→ EXTRACTED ENTRIES:
** BEGIN **
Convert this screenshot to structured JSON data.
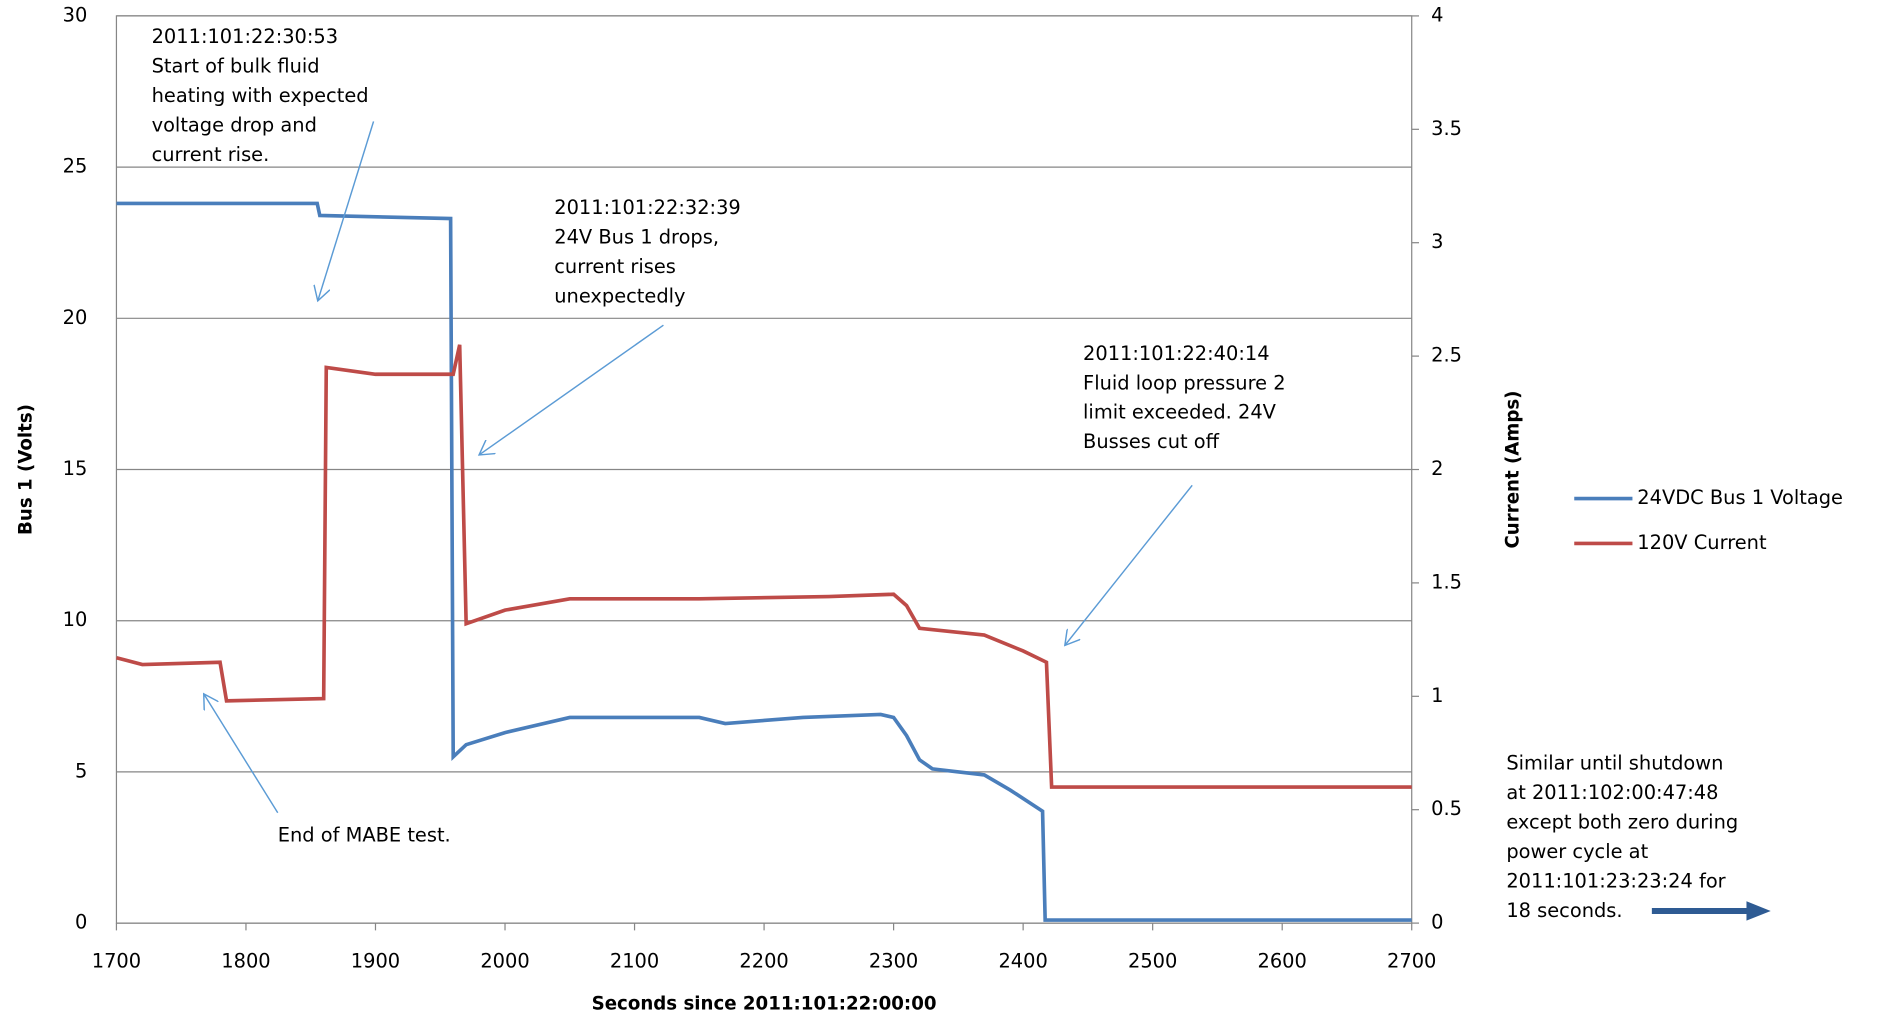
{
  "chart_data": {
    "type": "line",
    "x_label": "Seconds since 2011:101:22:00:00",
    "y_label": "Bus 1 (Volts)",
    "y2_label": "Current (Amps)",
    "xlim": [
      1700,
      2700
    ],
    "xticks": [
      1700,
      1800,
      1900,
      2000,
      2100,
      2200,
      2300,
      2400,
      2500,
      2600,
      2700
    ],
    "ylim": [
      0,
      30
    ],
    "yticks": [
      0,
      5,
      10,
      15,
      20,
      25,
      30
    ],
    "y2lim": [
      0,
      4
    ],
    "y2ticks": [
      0,
      0.5,
      1,
      1.5,
      2,
      2.5,
      3,
      3.5,
      4
    ],
    "grid": true,
    "legend": "right",
    "series": [
      {
        "name": "24VDC Bus 1 Voltage",
        "color": "#4a7ebb",
        "x": [
          1700,
          1855,
          1857,
          1958,
          1960,
          1970,
          2000,
          2050,
          2150,
          2170,
          2200,
          2230,
          2290,
          2300,
          2310,
          2320,
          2330,
          2370,
          2390,
          2415,
          2417,
          2700
        ],
        "values": [
          23.8,
          23.8,
          23.4,
          23.3,
          5.5,
          5.9,
          6.3,
          6.8,
          6.8,
          6.6,
          6.7,
          6.8,
          6.9,
          6.8,
          6.2,
          5.4,
          5.1,
          4.9,
          4.4,
          3.7,
          0.1,
          0.1
        ]
      },
      {
        "name": "120V Current",
        "color": "#be4b48",
        "axis": "y2",
        "x": [
          1700,
          1720,
          1780,
          1785,
          1860,
          1862,
          1900,
          1960,
          1965,
          1970,
          2000,
          2050,
          2150,
          2250,
          2300,
          2310,
          2320,
          2370,
          2400,
          2418,
          2422,
          2700
        ],
        "values": [
          1.17,
          1.14,
          1.15,
          0.98,
          0.99,
          2.45,
          2.42,
          2.42,
          2.55,
          1.32,
          1.38,
          1.43,
          1.43,
          1.44,
          1.45,
          1.4,
          1.3,
          1.27,
          1.2,
          1.15,
          0.6,
          0.6
        ]
      }
    ],
    "annotations": [
      [
        "2011:101:22:30:53",
        "Start of bulk fluid",
        "heating with expected",
        "voltage drop and",
        "current rise."
      ],
      [
        "2011:101:22:32:39",
        "24V Bus 1 drops,",
        "current rises",
        "unexpectedly"
      ],
      [
        "2011:101:22:40:14",
        "Fluid loop pressure 2",
        "limit exceeded.  24V",
        "Busses cut off"
      ],
      [
        "End of MABE test."
      ],
      [
        "Similar until shutdown",
        "at 2011:102:00:47:48",
        "except both zero during",
        "power cycle at",
        "2011:101:23:23:24 for",
        "18 seconds."
      ]
    ]
  }
}
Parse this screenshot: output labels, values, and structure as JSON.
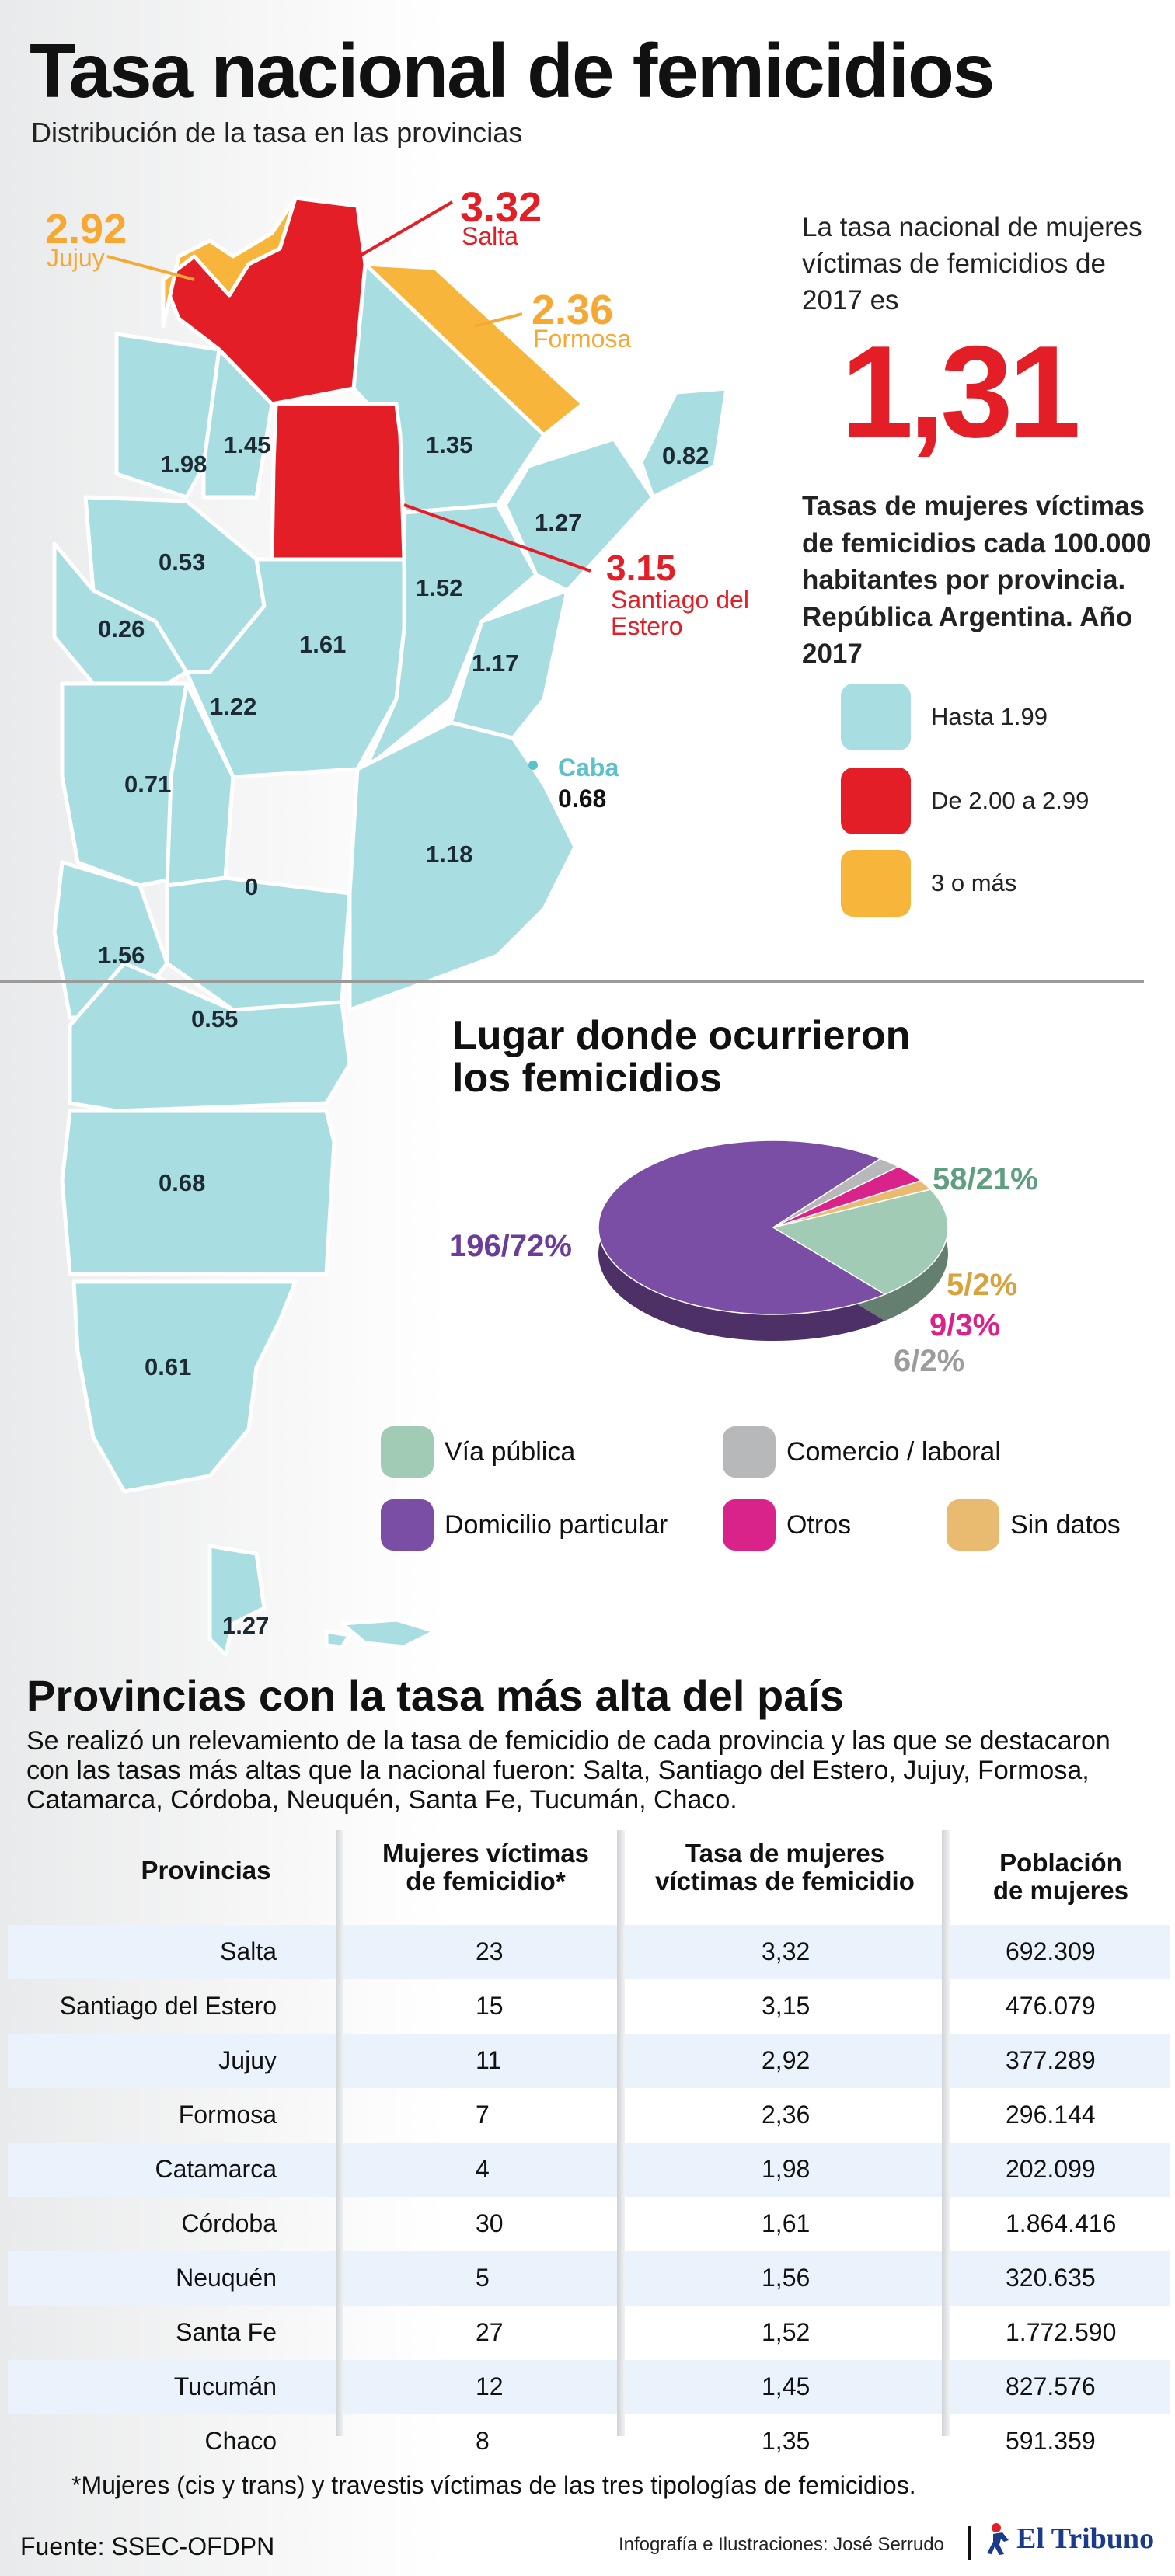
{
  "header": {
    "title": "Tasa nacional de femicidios",
    "subtitle": "Distribución de la tasa en las provincias"
  },
  "colors": {
    "low": "#a8dde2",
    "mid": "#e41e26",
    "high": "#f7b53b",
    "via_publica": "#a2cbb5",
    "domicilio": "#7b4ea5",
    "comercio": "#b6b8ba",
    "otros": "#d9228a",
    "sin_datos": "#e8bb71",
    "caba": "#5bc2cc"
  },
  "map": {
    "labels": [
      "1.45",
      "1.98",
      "1.35",
      "0.82",
      "1.27",
      "0.53",
      "1.52",
      "0.26",
      "1.61",
      "1.17",
      "1.22",
      "0.71",
      "1.18",
      "0",
      "1.56",
      "0.55",
      "0.68",
      "0.61",
      "1.27"
    ],
    "callouts": {
      "jujuy": {
        "value": "2.92",
        "name": "Jujuy"
      },
      "salta": {
        "value": "3.32",
        "name": "Salta"
      },
      "formosa": {
        "value": "2.36",
        "name": "Formosa"
      },
      "santiago": {
        "value": "3.15",
        "name": "Santiago del Estero"
      },
      "caba": {
        "name": "Caba",
        "value": "0.68"
      }
    }
  },
  "national": {
    "intro": "La tasa nacional de mujeres víctimas de femicidios de 2017 es",
    "value": "1,31"
  },
  "legend": {
    "caption": "Tasas de mujeres víctimas de femicidios cada 100.000 habitantes por provincia. República Argentina. Año 2017",
    "items": [
      {
        "label": "Hasta 1.99",
        "color_key": "low"
      },
      {
        "label": "De 2.00 a 2.99",
        "color_key": "mid"
      },
      {
        "label": "3 o más",
        "color_key": "high"
      }
    ]
  },
  "pie": {
    "title_line1": "Lugar donde ocurrieron",
    "title_line2": "los femicidios",
    "labels": {
      "domicilio": "196/72%",
      "via_publica": "58/21%",
      "sin_datos": "5/2%",
      "otros": "9/3%",
      "comercio": "6/2%"
    },
    "categories": [
      {
        "label": "Vía pública",
        "color_key": "via_publica"
      },
      {
        "label": "Comercio / laboral",
        "color_key": "comercio"
      },
      {
        "label": "Domicilio particular",
        "color_key": "domicilio"
      },
      {
        "label": "Otros",
        "color_key": "otros"
      },
      {
        "label": "Sin datos",
        "color_key": "sin_datos"
      }
    ]
  },
  "chart_data": {
    "type": "pie",
    "title": "Lugar donde ocurrieron los femicidios",
    "categories": [
      "Domicilio particular",
      "Vía pública",
      "Sin datos",
      "Otros",
      "Comercio / laboral"
    ],
    "values": [
      196,
      58,
      5,
      9,
      6
    ],
    "percentages": [
      72,
      21,
      2,
      3,
      2
    ]
  },
  "section": {
    "title": "Provincias con la tasa más alta del país",
    "description": "Se realizó un relevamiento de la tasa de femicidio de cada provincia y las que se destacaron con las tasas más altas que la nacional fueron: Salta, Santiago del Estero, Jujuy, Formosa, Catamarca, Córdoba, Neuquén, Santa Fe, Tucumán, Chaco."
  },
  "table": {
    "headers": {
      "provincias": "Provincias",
      "victimas_1": "Mujeres víctimas",
      "victimas_2": "de femicidio*",
      "tasa_1": "Tasa de mujeres",
      "tasa_2": "víctimas de femicidio",
      "poblacion_1": "Población",
      "poblacion_2": "de mujeres"
    },
    "rows": [
      {
        "provincia": "Salta",
        "victimas": "23",
        "tasa": "3,32",
        "poblacion": "692.309"
      },
      {
        "provincia": "Santiago del Estero",
        "victimas": "15",
        "tasa": "3,15",
        "poblacion": "476.079"
      },
      {
        "provincia": "Jujuy",
        "victimas": "11",
        "tasa": "2,92",
        "poblacion": "377.289"
      },
      {
        "provincia": "Formosa",
        "victimas": "7",
        "tasa": "2,36",
        "poblacion": "296.144"
      },
      {
        "provincia": "Catamarca",
        "victimas": "4",
        "tasa": "1,98",
        "poblacion": "202.099"
      },
      {
        "provincia": "Córdoba",
        "victimas": "30",
        "tasa": "1,61",
        "poblacion": "1.864.416"
      },
      {
        "provincia": "Neuquén",
        "victimas": "5",
        "tasa": "1,56",
        "poblacion": "320.635"
      },
      {
        "provincia": "Santa Fe",
        "victimas": "27",
        "tasa": "1,52",
        "poblacion": "1.772.590"
      },
      {
        "provincia": "Tucumán",
        "victimas": "12",
        "tasa": "1,45",
        "poblacion": "827.576"
      },
      {
        "provincia": "Chaco",
        "victimas": "8",
        "tasa": "1,35",
        "poblacion": "591.359"
      }
    ]
  },
  "footer": {
    "footnote": "*Mujeres (cis y trans) y travestis víctimas de las tres tipologías de femicidios.",
    "source": "Fuente: SSEC-OFDPN",
    "credits": "Infografía e Ilustraciones: José Serrudo",
    "brand": "El Tribuno"
  }
}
** END **
→ YOUR TASK:
Set down all the entries exactly as they appear, but skip any pictures.

→ WRITTEN RESPONSE:
Convert this screenshot to structured JSON data.
{
  "chart_data": {
    "type": "line",
    "x_label": "Seconds since 2011:101:22:00:00",
    "y_label": "Bus 1 (Volts)",
    "y2_label": "Current (Amps)",
    "xlim": [
      1700,
      2700
    ],
    "xticks": [
      1700,
      1800,
      1900,
      2000,
      2100,
      2200,
      2300,
      2400,
      2500,
      2600,
      2700
    ],
    "ylim": [
      0,
      30
    ],
    "yticks": [
      0,
      5,
      10,
      15,
      20,
      25,
      30
    ],
    "y2lim": [
      0,
      4
    ],
    "y2ticks": [
      0,
      0.5,
      1,
      1.5,
      2,
      2.5,
      3,
      3.5,
      4
    ],
    "grid": true,
    "legend": "right",
    "series": [
      {
        "name": "24VDC Bus 1 Voltage",
        "color": "#4a7ebb",
        "x": [
          1700,
          1855,
          1857,
          1958,
          1960,
          1970,
          2000,
          2050,
          2150,
          2170,
          2200,
          2230,
          2290,
          2300,
          2310,
          2320,
          2330,
          2370,
          2390,
          2415,
          2417,
          2700
        ],
        "values": [
          23.8,
          23.8,
          23.4,
          23.3,
          5.5,
          5.9,
          6.3,
          6.8,
          6.8,
          6.6,
          6.7,
          6.8,
          6.9,
          6.8,
          6.2,
          5.4,
          5.1,
          4.9,
          4.4,
          3.7,
          0.1,
          0.1
        ]
      },
      {
        "name": "120V Current",
        "color": "#be4b48",
        "axis": "y2",
        "x": [
          1700,
          1720,
          1780,
          1785,
          1860,
          1862,
          1900,
          1960,
          1965,
          1970,
          2000,
          2050,
          2150,
          2250,
          2300,
          2310,
          2320,
          2370,
          2400,
          2418,
          2422,
          2700
        ],
        "values": [
          1.17,
          1.14,
          1.15,
          0.98,
          0.99,
          2.45,
          2.42,
          2.42,
          2.55,
          1.32,
          1.38,
          1.43,
          1.43,
          1.44,
          1.45,
          1.4,
          1.3,
          1.27,
          1.2,
          1.15,
          0.6,
          0.6
        ]
      }
    ],
    "annotations": [
      [
        "2011:101:22:30:53",
        "Start of bulk fluid",
        "heating with expected",
        "voltage drop and",
        "current rise."
      ],
      [
        "2011:101:22:32:39",
        "24V Bus 1 drops,",
        "current rises",
        "unexpectedly"
      ],
      [
        "2011:101:22:40:14",
        "Fluid loop pressure 2",
        "limit exceeded.  24V",
        "Busses cut off"
      ],
      [
        "End of MABE test."
      ],
      [
        "Similar until shutdown",
        "at 2011:102:00:47:48",
        "except both zero during",
        "power cycle at",
        "2011:101:23:23:24 for",
        "18 seconds."
      ]
    ]
  }
}
Parse this screenshot: output labels, values, and structure as JSON.
{
  "header": {
    "title": "Tasa nacional de femicidios",
    "subtitle": "Distribución de la tasa en las provincias"
  },
  "colors": {
    "low": "#a8dde2",
    "mid": "#e41e26",
    "high": "#f7b53b",
    "via_publica": "#a2cbb5",
    "domicilio": "#7b4ea5",
    "comercio": "#b6b8ba",
    "otros": "#d9228a",
    "sin_datos": "#e8bb71",
    "caba": "#5bc2cc"
  },
  "map": {
    "labels": [
      "1.45",
      "1.98",
      "1.35",
      "0.82",
      "1.27",
      "0.53",
      "1.52",
      "0.26",
      "1.61",
      "1.17",
      "1.22",
      "0.71",
      "1.18",
      "0",
      "1.56",
      "0.55",
      "0.68",
      "0.61",
      "1.27"
    ],
    "callouts": {
      "jujuy": {
        "value": "2.92",
        "name": "Jujuy"
      },
      "salta": {
        "value": "3.32",
        "name": "Salta"
      },
      "formosa": {
        "value": "2.36",
        "name": "Formosa"
      },
      "santiago": {
        "value": "3.15",
        "name": "Santiago del Estero"
      },
      "caba": {
        "name": "Caba",
        "value": "0.68"
      }
    }
  },
  "national": {
    "intro": "La tasa nacional de mujeres víctimas de femicidios de 2017 es",
    "value": "1,31"
  },
  "legend": {
    "caption": "Tasas de mujeres víctimas de femicidios cada 100.000 habitantes por provincia. República Argentina. Año 2017",
    "items": [
      {
        "label": "Hasta 1.99",
        "color_key": "low"
      },
      {
        "label": "De 2.00 a 2.99",
        "color_key": "mid"
      },
      {
        "label": "3 o más",
        "color_key": "high"
      }
    ]
  },
  "pie": {
    "title_line1": "Lugar donde ocurrieron",
    "title_line2": "los femicidios",
    "labels": {
      "domicilio": "196/72%",
      "via_publica": "58/21%",
      "sin_datos": "5/2%",
      "otros": "9/3%",
      "comercio": "6/2%"
    },
    "categories": [
      {
        "label": "Vía pública",
        "color_key": "via_publica"
      },
      {
        "label": "Comercio / laboral",
        "color_key": "comercio"
      },
      {
        "label": "Domicilio particular",
        "color_key": "domicilio"
      },
      {
        "label": "Otros",
        "color_key": "otros"
      },
      {
        "label": "Sin datos",
        "color_key": "sin_datos"
      }
    ]
  },
  "chart_data": {
    "type": "pie",
    "title": "Lugar donde ocurrieron los femicidios",
    "categories": [
      "Domicilio particular",
      "Vía pública",
      "Sin datos",
      "Otros",
      "Comercio / laboral"
    ],
    "values": [
      196,
      58,
      5,
      9,
      6
    ],
    "percentages": [
      72,
      21,
      2,
      3,
      2
    ]
  },
  "section": {
    "title": "Provincias con la tasa más alta del país",
    "description": "Se realizó un relevamiento de la tasa de femicidio de cada provincia y las que se destacaron con las tasas más altas que la nacional fueron: Salta, Santiago del Estero, Jujuy, Formosa, Catamarca, Córdoba, Neuquén, Santa Fe, Tucumán, Chaco."
  },
  "table": {
    "headers": {
      "provincias": "Provincias",
      "victimas_1": "Mujeres víctimas",
      "victimas_2": "de femicidio*",
      "tasa_1": "Tasa de mujeres",
      "tasa_2": "víctimas de femicidio",
      "poblacion_1": "Población",
      "poblacion_2": "de mujeres"
    },
    "rows": [
      {
        "provincia": "Salta",
        "victimas": "23",
        "tasa": "3,32",
        "poblacion": "692.309"
      },
      {
        "provincia": "Santiago del Estero",
        "victimas": "15",
        "tasa": "3,15",
        "poblacion": "476.079"
      },
      {
        "provincia": "Jujuy",
        "victimas": "11",
        "tasa": "2,92",
        "poblacion": "377.289"
      },
      {
        "provincia": "Formosa",
        "victimas": "7",
        "tasa": "2,36",
        "poblacion": "296.144"
      },
      {
        "provincia": "Catamarca",
        "victimas": "4",
        "tasa": "1,98",
        "poblacion": "202.099"
      },
      {
        "provincia": "Córdoba",
        "victimas": "30",
        "tasa": "1,61",
        "poblacion": "1.864.416"
      },
      {
        "provincia": "Neuquén",
        "victimas": "5",
        "tasa": "1,56",
        "poblacion": "320.635"
      },
      {
        "provincia": "Santa Fe",
        "victimas": "27",
        "tasa": "1,52",
        "poblacion": "1.772.590"
      },
      {
        "provincia": "Tucumán",
        "victimas": "12",
        "tasa": "1,45",
        "poblacion": "827.576"
      },
      {
        "provincia": "Chaco",
        "victimas": "8",
        "tasa": "1,35",
        "poblacion": "591.359"
      }
    ]
  },
  "footer": {
    "footnote": "*Mujeres (cis y trans) y travestis víctimas de las tres tipologías de femicidios.",
    "source": "Fuente: SSEC-OFDPN",
    "credits": "Infografía e Ilustraciones: José Serrudo",
    "brand": "El Tribuno"
  }
}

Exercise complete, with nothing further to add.